It’s not quite the War on Cancer—that was the term used by President Nixon back in the 1960s to marshal the resources of the federal government to cure the disease (more properly known today as many diseases), and was brought up again and again for years when the promised cure didn’t materialize. In President Obama’s last State of the Union address, he called for a “moon shot” (you know, “if we can put a man on the Moon, why can’t we … “) to renew the attack on cancer, and designated Vice President Joe Biden as “mission control” to guide federal involvement.

Various news outlets were aflutter leading up and just after the Address, mostly because another moon shot was announced at almost the same time: Cancer Moonshot 2020, which is an effort spearheaded by Dr. Patrick Soon-Shiong, now a pharma entrepreneur but formerly founder of Abraxis Bioscience, a company that commercialized Abraxane (paclitaxel); the company was sold in 2010 to Celgene. Abraxane is on its way to becoming a billion-dollar blockbuster therapy for several cancers. Soon-Shiong has brought some heavyweignt biopharma companies—Amgen, Celgene—into the effort, along with an insurer, Independence Blue Cross, multiple academic research centers, and Bank of America, into the effort. Several companies associated with Soon-Shiong himself are also involved.

Tasks to complete:
1. Condense the paragraph of the passage on the cancer moon shot that begins "Various news outlets were aflutter" into a short list that keeps its main facts.
2. Carry the passage on the cancer moon shot forward, starting after its final sentence.
None of the data is needed to work with this passage on the cancer moon shot.

Provided material:
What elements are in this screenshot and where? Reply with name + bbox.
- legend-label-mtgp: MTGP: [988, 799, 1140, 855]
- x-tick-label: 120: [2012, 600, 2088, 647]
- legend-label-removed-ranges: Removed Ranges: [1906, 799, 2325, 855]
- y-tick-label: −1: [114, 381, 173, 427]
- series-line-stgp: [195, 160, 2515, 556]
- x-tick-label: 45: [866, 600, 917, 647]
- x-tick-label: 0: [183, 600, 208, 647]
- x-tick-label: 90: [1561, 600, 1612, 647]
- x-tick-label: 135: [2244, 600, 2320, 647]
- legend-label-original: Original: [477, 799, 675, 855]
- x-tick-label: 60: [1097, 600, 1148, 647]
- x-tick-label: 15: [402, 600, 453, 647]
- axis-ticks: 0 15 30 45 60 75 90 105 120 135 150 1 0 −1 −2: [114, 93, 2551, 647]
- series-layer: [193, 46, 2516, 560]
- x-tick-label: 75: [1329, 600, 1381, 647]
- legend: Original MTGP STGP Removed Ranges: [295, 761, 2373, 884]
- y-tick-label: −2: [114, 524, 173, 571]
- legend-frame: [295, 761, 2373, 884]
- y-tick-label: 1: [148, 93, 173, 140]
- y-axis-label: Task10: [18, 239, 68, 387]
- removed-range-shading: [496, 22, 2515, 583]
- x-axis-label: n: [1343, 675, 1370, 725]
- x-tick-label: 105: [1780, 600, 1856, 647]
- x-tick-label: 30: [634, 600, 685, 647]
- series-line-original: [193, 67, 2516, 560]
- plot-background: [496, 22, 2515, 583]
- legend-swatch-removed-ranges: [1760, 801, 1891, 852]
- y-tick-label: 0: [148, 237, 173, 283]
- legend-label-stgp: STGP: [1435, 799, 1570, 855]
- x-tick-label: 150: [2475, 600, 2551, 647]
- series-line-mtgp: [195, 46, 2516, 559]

Activity answers:
1.
- News outlets were stirred up before and after the Address, mainly because a second moon shot, Cancer Moonshot 2020, was announced at almost the same time.
- Dr. Patrick Soon-Shiong leads it. He is now a pharma entrepreneur and formerly founded Abraxis Bioscience.
- Abraxis commercialized Abraxane (paclitaxel) and was sold to Celgene in 2010. Abraxane is on its way to becoming a billion-dollar blockbuster therapy for several cancers.
- Participants include Amgen, Celgene, Independence Blue Cross, multiple academic research centers, Bank of America, and several companies associated with Soon-Shiong.

2.
The news so far is sketchy and subject to change; the New York Times had to revise an article it published on Jan. 11, and FastCompany had to revise an assumed link between the Obama address and Cancer Moonshot 2020. VP Biden, in his own statement published after the Address, said that he would “lead a dedicated, combined effort by governments, private industry, researchers, physicians, patients, and philanthropies to target investment, coordinate across silos, and increase access to information for everyone in the cancer community.” And also that “The Federal government will do everything it possibly can — through funding, targeted incentives, and increased private-sector coordination — to support research and enable progress.” He’ll be meeting with academic researcher at the University of Pennsylvania on Jan. 15, and with international leaders at the Davos summit in Switzerland next week.

There was press speculation that increased NIH funding, voted into law by Congress at the end of last year, could be targeted in this “moonshot,” but it’s not clear that it will flow into Cancer Moonshot 2020. That program is a little more organized at the moment: the goal is to create a registry of 20,000 cancer patients by 2020, with which a group of drugs currently under development can be tested and evaluated. The effort will focus on immunotherapies, some of which have already been commercialized (Merck’s Keytruda, BMS’ Opdivo and Yervoy) with some marked success in treating various cancers. The organization also empahsized that the registry will involve the participation of community oncologists (see details here).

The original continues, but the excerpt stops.